--- Given records ---

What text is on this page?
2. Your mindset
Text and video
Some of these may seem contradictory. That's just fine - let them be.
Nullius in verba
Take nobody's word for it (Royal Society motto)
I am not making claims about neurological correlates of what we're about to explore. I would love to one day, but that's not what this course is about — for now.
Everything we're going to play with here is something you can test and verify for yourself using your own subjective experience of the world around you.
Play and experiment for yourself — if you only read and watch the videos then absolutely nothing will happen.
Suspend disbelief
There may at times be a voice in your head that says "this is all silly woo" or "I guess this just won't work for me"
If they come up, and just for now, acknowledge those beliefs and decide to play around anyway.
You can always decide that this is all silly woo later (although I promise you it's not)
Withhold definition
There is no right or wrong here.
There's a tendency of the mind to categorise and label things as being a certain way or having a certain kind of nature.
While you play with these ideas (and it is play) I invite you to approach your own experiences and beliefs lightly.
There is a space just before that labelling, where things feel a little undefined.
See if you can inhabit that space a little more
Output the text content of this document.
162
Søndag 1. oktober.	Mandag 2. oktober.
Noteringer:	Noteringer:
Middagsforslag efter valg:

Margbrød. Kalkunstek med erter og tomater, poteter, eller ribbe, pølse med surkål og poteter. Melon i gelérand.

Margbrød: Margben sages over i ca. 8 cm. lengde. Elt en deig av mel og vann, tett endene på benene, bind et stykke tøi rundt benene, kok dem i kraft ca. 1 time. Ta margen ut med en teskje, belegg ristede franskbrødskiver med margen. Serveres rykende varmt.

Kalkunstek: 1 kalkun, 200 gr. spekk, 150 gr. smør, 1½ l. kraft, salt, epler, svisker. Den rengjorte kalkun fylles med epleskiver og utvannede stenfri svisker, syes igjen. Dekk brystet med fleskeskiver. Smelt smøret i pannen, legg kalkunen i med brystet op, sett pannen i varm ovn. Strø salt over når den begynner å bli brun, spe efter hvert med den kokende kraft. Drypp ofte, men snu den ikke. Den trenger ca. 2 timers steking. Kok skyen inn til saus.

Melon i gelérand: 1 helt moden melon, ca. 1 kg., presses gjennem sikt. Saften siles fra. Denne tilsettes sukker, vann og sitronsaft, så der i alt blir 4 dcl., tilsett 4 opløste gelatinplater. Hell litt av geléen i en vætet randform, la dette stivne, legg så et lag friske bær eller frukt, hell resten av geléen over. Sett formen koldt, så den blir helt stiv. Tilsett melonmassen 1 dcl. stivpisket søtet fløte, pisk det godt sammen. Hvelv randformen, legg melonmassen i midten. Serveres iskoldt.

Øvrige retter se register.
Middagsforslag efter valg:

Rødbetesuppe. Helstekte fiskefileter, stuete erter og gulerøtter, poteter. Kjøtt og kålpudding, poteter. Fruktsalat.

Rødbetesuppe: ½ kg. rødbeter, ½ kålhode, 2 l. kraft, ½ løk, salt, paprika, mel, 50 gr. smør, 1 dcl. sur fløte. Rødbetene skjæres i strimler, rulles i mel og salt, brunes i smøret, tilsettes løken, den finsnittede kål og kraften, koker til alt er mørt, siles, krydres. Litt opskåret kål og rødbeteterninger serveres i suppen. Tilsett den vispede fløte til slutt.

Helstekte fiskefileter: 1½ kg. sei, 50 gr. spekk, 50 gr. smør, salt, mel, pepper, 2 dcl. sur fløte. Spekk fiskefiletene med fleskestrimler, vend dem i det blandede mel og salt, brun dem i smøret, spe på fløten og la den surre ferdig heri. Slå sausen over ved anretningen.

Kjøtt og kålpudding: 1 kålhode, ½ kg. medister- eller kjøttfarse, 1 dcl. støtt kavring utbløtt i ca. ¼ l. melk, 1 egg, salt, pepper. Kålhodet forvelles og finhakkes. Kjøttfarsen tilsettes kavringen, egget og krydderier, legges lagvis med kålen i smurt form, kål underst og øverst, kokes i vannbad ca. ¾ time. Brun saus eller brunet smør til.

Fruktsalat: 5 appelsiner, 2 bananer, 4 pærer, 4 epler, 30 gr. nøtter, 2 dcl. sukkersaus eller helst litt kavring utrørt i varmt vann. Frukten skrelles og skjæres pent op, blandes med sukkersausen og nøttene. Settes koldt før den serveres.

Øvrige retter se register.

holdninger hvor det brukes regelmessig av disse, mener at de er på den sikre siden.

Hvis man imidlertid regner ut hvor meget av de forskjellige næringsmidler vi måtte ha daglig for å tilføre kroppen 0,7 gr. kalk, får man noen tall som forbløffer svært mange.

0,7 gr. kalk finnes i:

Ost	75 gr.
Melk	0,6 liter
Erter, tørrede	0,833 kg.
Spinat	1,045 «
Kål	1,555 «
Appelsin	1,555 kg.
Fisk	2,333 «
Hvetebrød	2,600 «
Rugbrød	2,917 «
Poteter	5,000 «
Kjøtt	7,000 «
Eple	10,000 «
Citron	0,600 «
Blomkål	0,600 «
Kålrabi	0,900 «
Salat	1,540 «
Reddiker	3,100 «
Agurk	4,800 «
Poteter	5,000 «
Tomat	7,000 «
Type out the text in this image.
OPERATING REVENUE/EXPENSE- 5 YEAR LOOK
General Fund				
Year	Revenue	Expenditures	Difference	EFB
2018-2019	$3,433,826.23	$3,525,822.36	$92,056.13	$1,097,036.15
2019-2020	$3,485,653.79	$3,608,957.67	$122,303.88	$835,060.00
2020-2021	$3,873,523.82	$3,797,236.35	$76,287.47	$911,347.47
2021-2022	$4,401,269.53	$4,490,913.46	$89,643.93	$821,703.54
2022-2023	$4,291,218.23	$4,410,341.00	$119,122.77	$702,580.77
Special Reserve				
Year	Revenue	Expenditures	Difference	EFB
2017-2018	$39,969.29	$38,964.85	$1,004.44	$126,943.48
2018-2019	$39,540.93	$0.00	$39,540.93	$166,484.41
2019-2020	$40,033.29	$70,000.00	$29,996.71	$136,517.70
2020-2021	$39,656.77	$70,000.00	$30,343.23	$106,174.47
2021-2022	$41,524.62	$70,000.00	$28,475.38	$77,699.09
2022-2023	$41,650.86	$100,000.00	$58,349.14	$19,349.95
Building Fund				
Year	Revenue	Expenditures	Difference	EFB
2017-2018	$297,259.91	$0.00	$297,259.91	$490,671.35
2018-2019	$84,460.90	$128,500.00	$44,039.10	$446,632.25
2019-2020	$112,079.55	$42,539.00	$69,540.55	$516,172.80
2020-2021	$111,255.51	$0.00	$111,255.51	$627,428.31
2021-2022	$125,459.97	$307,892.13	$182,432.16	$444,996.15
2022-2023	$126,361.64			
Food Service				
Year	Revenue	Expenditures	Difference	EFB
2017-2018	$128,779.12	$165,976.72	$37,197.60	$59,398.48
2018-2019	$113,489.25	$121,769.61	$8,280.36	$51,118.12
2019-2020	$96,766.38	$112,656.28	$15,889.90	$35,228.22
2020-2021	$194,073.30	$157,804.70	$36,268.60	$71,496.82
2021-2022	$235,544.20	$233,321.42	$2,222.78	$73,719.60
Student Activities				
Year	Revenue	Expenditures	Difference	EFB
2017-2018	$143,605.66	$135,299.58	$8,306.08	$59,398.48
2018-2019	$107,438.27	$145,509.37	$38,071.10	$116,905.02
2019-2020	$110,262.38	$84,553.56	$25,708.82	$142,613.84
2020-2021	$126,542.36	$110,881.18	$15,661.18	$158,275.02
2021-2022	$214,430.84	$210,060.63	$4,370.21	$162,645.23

--- Stated problem ---
Retype the listing. Match it exactly.

--- Solution to this problem ---
What text is on this page?
2. Your mindset
Text and video
Some of these may seem contradictory. That's just fine - let them be.
Nullius in verba
Take nobody's word for it (Royal Society motto)
I am not making claims about neurological correlates of what we're about to explore. I would love to one day, but that's not what this course is about — for now.
Everything we're going to play with here is something you can test and verify for yourself using your own subjective experience of the world around you.
Play and experiment for yourself — if you only read and watch the videos then absolutely nothing will happen.
Suspend disbelief
There may at times be a voice in your head that says "this is all silly woo" or "I guess this just won't work for me"
If they come up, and just for now, acknowledge those beliefs and decide to play around anyway.
You can always decide that this is all silly woo later (although I promise you it's not)
Withhold definition
There is no right or wrong here.
There's a tendency of the mind to categorise and label things as being a certain way or having a certain kind of nature.
While you play with these ideas (and it is play) I invite you to approach your own experiences and beliefs lightly.
There is a space just before that labelling, where things feel a little undefined.
See if you can inhabit that space a little more
Output the text content of this document.
162
Søndag 1. oktober.	Mandag 2. oktober.
Noteringer:	Noteringer:
Middagsforslag efter valg:

Margbrød. Kalkunstek med erter og tomater, poteter, eller ribbe, pølse med surkål og poteter. Melon i gelérand.

Margbrød: Margben sages over i ca. 8 cm. lengde. Elt en deig av mel og vann, tett endene på benene, bind et stykke tøi rundt benene, kok dem i kraft ca. 1 time. Ta margen ut med en teskje, belegg ristede franskbrødskiver med margen. Serveres rykende varmt.

Kalkunstek: 1 kalkun, 200 gr. spekk, 150 gr. smør, 1½ l. kraft, salt, epler, svisker. Den rengjorte kalkun fylles med epleskiver og utvannede stenfri svisker, syes igjen. Dekk brystet med fleskeskiver. Smelt smøret i pannen, legg kalkunen i med brystet op, sett pannen i varm ovn. Strø salt over når den begynner å bli brun, spe efter hvert med den kokende kraft. Drypp ofte, men snu den ikke. Den trenger ca. 2 timers steking. Kok skyen inn til saus.

Melon i gelérand: 1 helt moden melon, ca. 1 kg., presses gjennem sikt. Saften siles fra. Denne tilsettes sukker, vann og sitronsaft, så der i alt blir 4 dcl., tilsett 4 opløste gelatinplater. Hell litt av geléen i en vætet randform, la dette stivne, legg så et lag friske bær eller frukt, hell resten av geléen over. Sett formen koldt, så den blir helt stiv. Tilsett melonmassen 1 dcl. stivpisket søtet fløte, pisk det godt sammen. Hvelv randformen, legg melonmassen i midten. Serveres iskoldt.

Øvrige retter se register.
Middagsforslag efter valg:

Rødbetesuppe. Helstekte fiskefileter, stuete erter og gulerøtter, poteter. Kjøtt og kålpudding, poteter. Fruktsalat.

Rødbetesuppe: ½ kg. rødbeter, ½ kålhode, 2 l. kraft, ½ løk, salt, paprika, mel, 50 gr. smør, 1 dcl. sur fløte. Rødbetene skjæres i strimler, rulles i mel og salt, brunes i smøret, tilsettes løken, den finsnittede kål og kraften, koker til alt er mørt, siles, krydres. Litt opskåret kål og rødbeteterninger serveres i suppen. Tilsett den vispede fløte til slutt.

Helstekte fiskefileter: 1½ kg. sei, 50 gr. spekk, 50 gr. smør, salt, mel, pepper, 2 dcl. sur fløte. Spekk fiskefiletene med fleskestrimler, vend dem i det blandede mel og salt, brun dem i smøret, spe på fløten og la den surre ferdig heri. Slå sausen over ved anretningen.

Kjøtt og kålpudding: 1 kålhode, ½ kg. medister- eller kjøttfarse, 1 dcl. støtt kavring utbløtt i ca. ¼ l. melk, 1 egg, salt, pepper. Kålhodet forvelles og finhakkes. Kjøttfarsen tilsettes kavringen, egget og krydderier, legges lagvis med kålen i smurt form, kål underst og øverst, kokes i vannbad ca. ¾ time. Brun saus eller brunet smør til.

Fruktsalat: 5 appelsiner, 2 bananer, 4 pærer, 4 epler, 30 gr. nøtter, 2 dcl. sukkersaus eller helst litt kavring utrørt i varmt vann. Frukten skrelles og skjæres pent op, blandes med sukkersausen og nøttene. Settes koldt før den serveres.

Øvrige retter se register.

holdninger hvor det brukes regelmessig av disse, mener at de er på den sikre siden.

Hvis man imidlertid regner ut hvor meget av de forskjellige næringsmidler vi måtte ha daglig for å tilføre kroppen 0,7 gr. kalk, får man noen tall som forbløffer svært mange.

0,7 gr. kalk finnes i:

Ost	75 gr.
Melk	0,6 liter
Erter, tørrede	0,833 kg.
Spinat	1,045 «
Kål	1,555 «
Appelsin	1,555 kg.
Fisk	2,333 «
Hvetebrød	2,600 «
Rugbrød	2,917 «
Poteter	5,000 «
Kjøtt	7,000 «
Eple	10,000 «
Citron	0,600 «
Blomkål	0,600 «
Kålrabi	0,900 «
Salat	1,540 «
Reddiker	3,100 «
Agurk	4,800 «
Poteter	5,000 «
Tomat	7,000 «
Type out the text in this image.
OPERATING REVENUE/EXPENSE- 5 YEAR LOOK
General Fund				
Year	Revenue	Expenditures	Difference	EFB
2018-2019	$3,433,826.23	$3,525,822.36	$92,056.13	$1,097,036.15
2019-2020	$3,485,653.79	$3,608,957.67	$122,303.88	$835,060.00
2020-2021	$3,873,523.82	$3,797,236.35	$76,287.47	$911,347.47
2021-2022	$4,401,269.53	$4,490,913.46	$89,643.93	$821,703.54
2022-2023	$4,291,218.23	$4,410,341.00	$119,122.77	$702,580.77
Special Reserve				
Year	Revenue	Expenditures	Difference	EFB
2017-2018	$39,969.29	$38,964.85	$1,004.44	$126,943.48
2018-2019	$39,540.93	$0.00	$39,540.93	$166,484.41
2019-2020	$40,033.29	$70,000.00	$29,996.71	$136,517.70
2020-2021	$39,656.77	$70,000.00	$30,343.23	$106,174.47
2021-2022	$41,524.62	$70,000.00	$28,475.38	$77,699.09
2022-2023	$41,650.86	$100,000.00	$58,349.14	$19,349.95
Building Fund				
Year	Revenue	Expenditures	Difference	EFB
2017-2018	$297,259.91	$0.00	$297,259.91	$490,671.35
2018-2019	$84,460.90	$128,500.00	$44,039.10	$446,632.25
2019-2020	$112,079.55	$42,539.00	$69,540.55	$516,172.80
2020-2021	$111,255.51	$0.00	$111,255.51	$627,428.31
2021-2022	$125,459.97	$307,892.13	$182,432.16	$444,996.15
2022-2023	$126,361.64			
Food Service				
Year	Revenue	Expenditures	Difference	EFB
2017-2018	$128,779.12	$165,976.72	$37,197.60	$59,398.48
2018-2019	$113,489.25	$121,769.61	$8,280.36	$51,118.12
2019-2020	$96,766.38	$112,656.28	$15,889.90	$35,228.22
2020-2021	$194,073.30	$157,804.70	$36,268.60	$71,496.82
2021-2022	$235,544.20	$233,321.42	$2,222.78	$73,719.60
Student Activities				
Year	Revenue	Expenditures	Difference	EFB
2017-2018	$143,605.66	$135,299.58	$8,306.08	$59,398.48
2018-2019	$107,438.27	$145,509.37	$38,071.10	$116,905.02
2019-2020	$110,262.38	$84,553.56	$25,708.82	$142,613.84
2020-2021	$126,542.36	$110,881.18	$15,661.18	$158,275.02
2021-2022	$214,430.84	$210,060.63	$4,370.21	$162,645.23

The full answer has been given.